• **SHORT TASK**: Select and copy out every line in the records containing "WHITE".

• **MATERIAL SHOWN**:

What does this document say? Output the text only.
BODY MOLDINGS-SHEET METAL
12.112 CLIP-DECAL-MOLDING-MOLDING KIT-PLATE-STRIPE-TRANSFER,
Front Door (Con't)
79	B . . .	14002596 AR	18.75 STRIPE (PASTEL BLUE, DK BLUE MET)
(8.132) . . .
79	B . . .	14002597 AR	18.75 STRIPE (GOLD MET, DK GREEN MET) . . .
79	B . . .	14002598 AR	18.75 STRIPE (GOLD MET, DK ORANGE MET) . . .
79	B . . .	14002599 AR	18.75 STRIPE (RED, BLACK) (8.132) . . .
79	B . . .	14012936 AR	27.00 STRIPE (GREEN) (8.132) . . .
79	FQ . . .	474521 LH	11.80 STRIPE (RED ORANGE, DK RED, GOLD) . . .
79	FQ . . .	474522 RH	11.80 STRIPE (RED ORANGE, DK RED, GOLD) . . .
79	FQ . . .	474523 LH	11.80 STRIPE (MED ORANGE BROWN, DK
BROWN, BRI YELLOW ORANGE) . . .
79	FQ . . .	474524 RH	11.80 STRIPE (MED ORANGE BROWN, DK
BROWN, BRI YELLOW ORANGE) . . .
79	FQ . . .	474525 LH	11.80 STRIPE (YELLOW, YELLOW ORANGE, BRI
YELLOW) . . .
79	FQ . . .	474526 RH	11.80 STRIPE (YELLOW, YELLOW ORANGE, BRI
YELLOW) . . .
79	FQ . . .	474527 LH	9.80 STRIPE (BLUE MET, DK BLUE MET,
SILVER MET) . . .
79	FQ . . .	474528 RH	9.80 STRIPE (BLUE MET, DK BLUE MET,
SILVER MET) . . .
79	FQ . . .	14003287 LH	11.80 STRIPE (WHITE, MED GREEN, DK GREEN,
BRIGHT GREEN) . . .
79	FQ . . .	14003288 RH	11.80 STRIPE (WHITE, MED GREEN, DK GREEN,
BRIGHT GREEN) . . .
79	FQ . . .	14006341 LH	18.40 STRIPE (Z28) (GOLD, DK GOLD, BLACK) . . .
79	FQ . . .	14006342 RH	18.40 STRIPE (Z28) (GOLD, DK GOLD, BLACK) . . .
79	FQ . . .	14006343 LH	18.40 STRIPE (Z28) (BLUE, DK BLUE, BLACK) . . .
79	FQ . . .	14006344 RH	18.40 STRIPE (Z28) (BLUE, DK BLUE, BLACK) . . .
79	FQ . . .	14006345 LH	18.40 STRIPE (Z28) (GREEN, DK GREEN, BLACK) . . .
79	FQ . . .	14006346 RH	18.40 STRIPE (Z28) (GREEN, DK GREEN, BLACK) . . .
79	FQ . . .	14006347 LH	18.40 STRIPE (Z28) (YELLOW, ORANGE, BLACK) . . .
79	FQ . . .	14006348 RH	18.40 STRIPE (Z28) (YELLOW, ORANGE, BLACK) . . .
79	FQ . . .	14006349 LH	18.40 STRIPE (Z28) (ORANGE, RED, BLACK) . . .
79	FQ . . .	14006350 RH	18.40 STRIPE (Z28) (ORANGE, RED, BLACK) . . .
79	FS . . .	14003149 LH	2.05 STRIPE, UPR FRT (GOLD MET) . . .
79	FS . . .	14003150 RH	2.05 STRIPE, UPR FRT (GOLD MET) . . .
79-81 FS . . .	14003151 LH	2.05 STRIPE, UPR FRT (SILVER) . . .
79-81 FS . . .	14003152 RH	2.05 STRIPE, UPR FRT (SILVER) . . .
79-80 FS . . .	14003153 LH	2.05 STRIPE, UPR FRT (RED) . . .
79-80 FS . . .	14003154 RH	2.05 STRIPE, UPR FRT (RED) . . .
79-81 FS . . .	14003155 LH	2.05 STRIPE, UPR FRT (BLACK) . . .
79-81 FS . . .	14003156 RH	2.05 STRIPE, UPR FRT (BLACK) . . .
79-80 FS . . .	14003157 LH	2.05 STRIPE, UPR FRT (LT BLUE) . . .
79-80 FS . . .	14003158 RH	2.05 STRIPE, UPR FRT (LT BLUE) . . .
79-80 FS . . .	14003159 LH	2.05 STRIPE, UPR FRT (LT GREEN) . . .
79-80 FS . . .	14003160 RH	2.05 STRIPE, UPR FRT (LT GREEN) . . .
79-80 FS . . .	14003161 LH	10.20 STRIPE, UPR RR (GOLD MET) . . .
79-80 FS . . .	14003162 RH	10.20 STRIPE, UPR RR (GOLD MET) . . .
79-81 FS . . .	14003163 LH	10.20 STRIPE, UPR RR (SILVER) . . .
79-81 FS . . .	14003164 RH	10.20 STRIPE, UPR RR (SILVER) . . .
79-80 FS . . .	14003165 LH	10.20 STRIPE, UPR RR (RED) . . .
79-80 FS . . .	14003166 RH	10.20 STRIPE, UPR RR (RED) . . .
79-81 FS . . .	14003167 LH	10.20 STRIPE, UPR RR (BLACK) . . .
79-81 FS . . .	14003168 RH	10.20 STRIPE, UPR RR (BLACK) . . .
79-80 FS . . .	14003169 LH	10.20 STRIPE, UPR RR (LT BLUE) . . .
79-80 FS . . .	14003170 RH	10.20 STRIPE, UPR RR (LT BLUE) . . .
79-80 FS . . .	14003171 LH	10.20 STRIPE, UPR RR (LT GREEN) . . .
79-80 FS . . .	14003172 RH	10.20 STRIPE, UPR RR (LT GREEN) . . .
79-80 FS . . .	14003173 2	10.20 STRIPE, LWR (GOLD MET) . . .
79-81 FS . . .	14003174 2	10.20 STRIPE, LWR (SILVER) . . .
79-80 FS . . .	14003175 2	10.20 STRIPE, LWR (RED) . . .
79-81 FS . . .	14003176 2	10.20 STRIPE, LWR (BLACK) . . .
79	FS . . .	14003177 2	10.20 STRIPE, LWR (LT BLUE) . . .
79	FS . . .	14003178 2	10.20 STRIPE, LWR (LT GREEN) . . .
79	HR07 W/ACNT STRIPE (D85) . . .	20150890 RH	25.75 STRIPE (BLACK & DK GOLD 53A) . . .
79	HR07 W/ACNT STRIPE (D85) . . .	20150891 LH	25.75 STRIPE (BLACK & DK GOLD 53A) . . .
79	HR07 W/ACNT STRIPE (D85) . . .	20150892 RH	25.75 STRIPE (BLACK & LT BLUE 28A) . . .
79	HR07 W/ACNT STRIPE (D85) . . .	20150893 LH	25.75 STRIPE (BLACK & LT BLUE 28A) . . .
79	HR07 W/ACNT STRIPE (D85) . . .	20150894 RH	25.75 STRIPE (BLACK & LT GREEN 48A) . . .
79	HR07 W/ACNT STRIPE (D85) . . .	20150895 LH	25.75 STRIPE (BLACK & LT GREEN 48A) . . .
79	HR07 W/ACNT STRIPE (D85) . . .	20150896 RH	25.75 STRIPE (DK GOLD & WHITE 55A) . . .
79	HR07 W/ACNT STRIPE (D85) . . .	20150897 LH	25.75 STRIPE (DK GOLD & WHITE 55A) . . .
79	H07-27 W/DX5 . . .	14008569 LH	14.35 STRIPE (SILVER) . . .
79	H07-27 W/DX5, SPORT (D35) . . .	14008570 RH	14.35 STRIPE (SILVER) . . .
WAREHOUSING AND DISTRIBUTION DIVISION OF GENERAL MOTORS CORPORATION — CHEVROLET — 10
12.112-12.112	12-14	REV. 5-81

• **FULL ANSWER**:
79	FQ . . .	14003287 LH	11.80 STRIPE (WHITE, MED GREEN, DK GREEN,
79	FQ . . .	14003288 RH	11.80 STRIPE (WHITE, MED GREEN, DK GREEN,
79	HR07 W/ACNT STRIPE (D85) . . .	20150896 RH	25.75 STRIPE (DK GOLD & WHITE 55A) . . .
79	HR07 W/ACNT STRIPE (D85) . . .	20150897 LH	25.75 STRIPE (DK GOLD & WHITE 55A) . . .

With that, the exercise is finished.